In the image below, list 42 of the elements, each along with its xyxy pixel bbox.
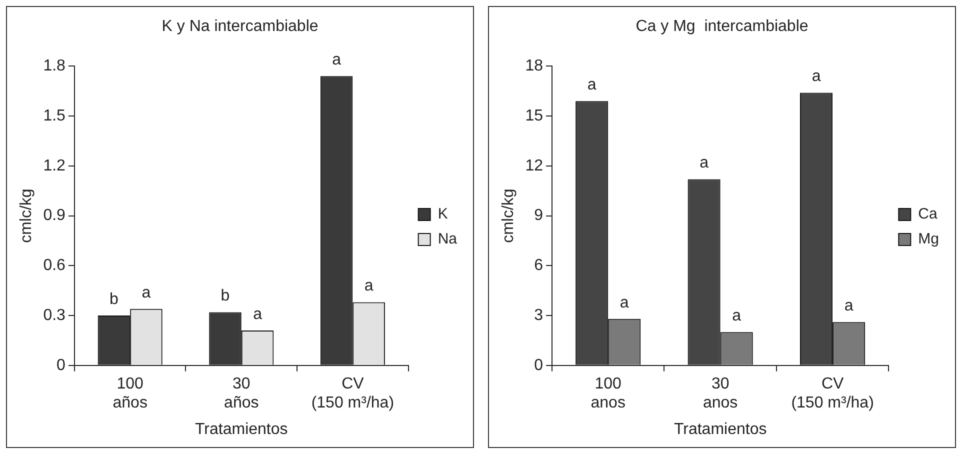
y-tick-label: 1.2 xyxy=(43,157,66,174)
annotation: a xyxy=(812,68,821,86)
annotation: a xyxy=(700,154,709,172)
annotation: b xyxy=(220,288,230,305)
legend-label: Ca xyxy=(918,206,938,223)
annotation: a xyxy=(844,298,854,315)
legend-label: Na xyxy=(438,230,458,248)
y-tick-label: 18 xyxy=(525,58,544,75)
annotation: b xyxy=(110,290,118,308)
x-axis-title: Tratamientos xyxy=(674,420,767,438)
legend-label: K xyxy=(438,206,448,223)
x-tick-label: 100 años xyxy=(112,375,148,412)
annotation: a xyxy=(332,52,342,69)
annotation: a xyxy=(142,284,151,302)
y-axis-title: cmlc/kg xyxy=(500,188,518,243)
y-tick-label: 0.3 xyxy=(43,306,66,324)
x-axis-title: Tratamientos xyxy=(194,420,288,438)
annotation: a xyxy=(253,306,262,323)
x-tick-label: 30 años xyxy=(224,375,259,412)
y-tick-label: 0 xyxy=(56,356,66,374)
y-tick-label: 3 xyxy=(534,306,544,324)
x-tick-label: 30 anos xyxy=(702,375,738,412)
y-tick-label: 15 xyxy=(525,107,544,124)
x-tick-label: CV (150 m³/ha) xyxy=(791,375,874,412)
y-tick-label: 0.6 xyxy=(43,257,66,274)
y-tick-label: 0 xyxy=(534,356,544,374)
y-tick-label: 1.8 xyxy=(43,58,66,75)
y-tick-label: 6 xyxy=(534,257,544,274)
y-tick-label: 9 xyxy=(534,207,544,224)
y-tick-label: 1.5 xyxy=(43,107,66,124)
annotation: a xyxy=(587,76,596,94)
chart-title: Ca y Mg intercambiable xyxy=(636,18,808,36)
y-tick-label: 12 xyxy=(525,157,544,174)
annotation: a xyxy=(732,308,742,325)
x-tick-label: CV (150 m³/ha) xyxy=(311,375,394,412)
legend-label: Mg xyxy=(918,230,940,248)
x-tick-label: 100 anos xyxy=(590,375,626,412)
annotation: a xyxy=(364,278,374,295)
chart-title: K y Na intercambiable xyxy=(162,18,318,36)
y-tick-label: 0.9 xyxy=(43,207,66,224)
annotation: a xyxy=(620,294,629,312)
y-axis-title: cmlc/kg xyxy=(18,188,36,243)
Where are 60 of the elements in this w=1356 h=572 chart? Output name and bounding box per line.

☆ ☆ ☆ ☆

* **GIVEN EXERCISE**
Can you rewrite the lines of the material starting at the line with "y-tick-label: 1.2 xyxy=(43,157,66,174)" and ending at the line with "x-tick-label: 30 anos xyxy=(702,375,738,412)", both included, as a Markdown table with the columns Row and Line, numbering each row and skipping blank lines?

* **RESULT**
| Row | Line |
|---|---|
| 1 | y-tick-label: 1.2 xyxy=(43,157,66,174) |
| 2 | annotation: a xyxy=(812,68,821,86) |
| 3 | annotation: a xyxy=(700,154,709,172) |
| 4 | annotation: b xyxy=(220,288,230,305) |
| 5 | legend-label: Ca xyxy=(918,206,938,223) |
| 6 | annotation: a xyxy=(844,298,854,315) |
| 7 | legend-label: Na xyxy=(438,230,458,248) |
| 8 | y-tick-label: 18 xyxy=(525,58,544,75) |
| 9 | annotation: b xyxy=(110,290,118,308) |
| 10 | x-axis-title: Tratamientos xyxy=(674,420,767,438) |
| 11 | legend-label: K xyxy=(438,206,448,223) |
| 12 | x-tick-label: 100 años xyxy=(112,375,148,412) |
| 13 | annotation: a xyxy=(332,52,342,69) |
| 14 | annotation: a xyxy=(142,284,151,302) |
| 15 | y-axis-title: cmlc/kg xyxy=(500,188,518,243) |
| 16 | y-tick-label: 0.3 xyxy=(43,306,66,324) |
| 17 | x-axis-title: Tratamientos xyxy=(194,420,288,438) |
| 18 | annotation: a xyxy=(253,306,262,323) |
| 19 | x-tick-label: 30 años xyxy=(224,375,259,412) |
| 20 | y-tick-label: 0 xyxy=(56,356,66,374) |
| 21 | y-tick-label: 3 xyxy=(534,306,544,324) |
| 22 | x-tick-label: 30 anos xyxy=(702,375,738,412) |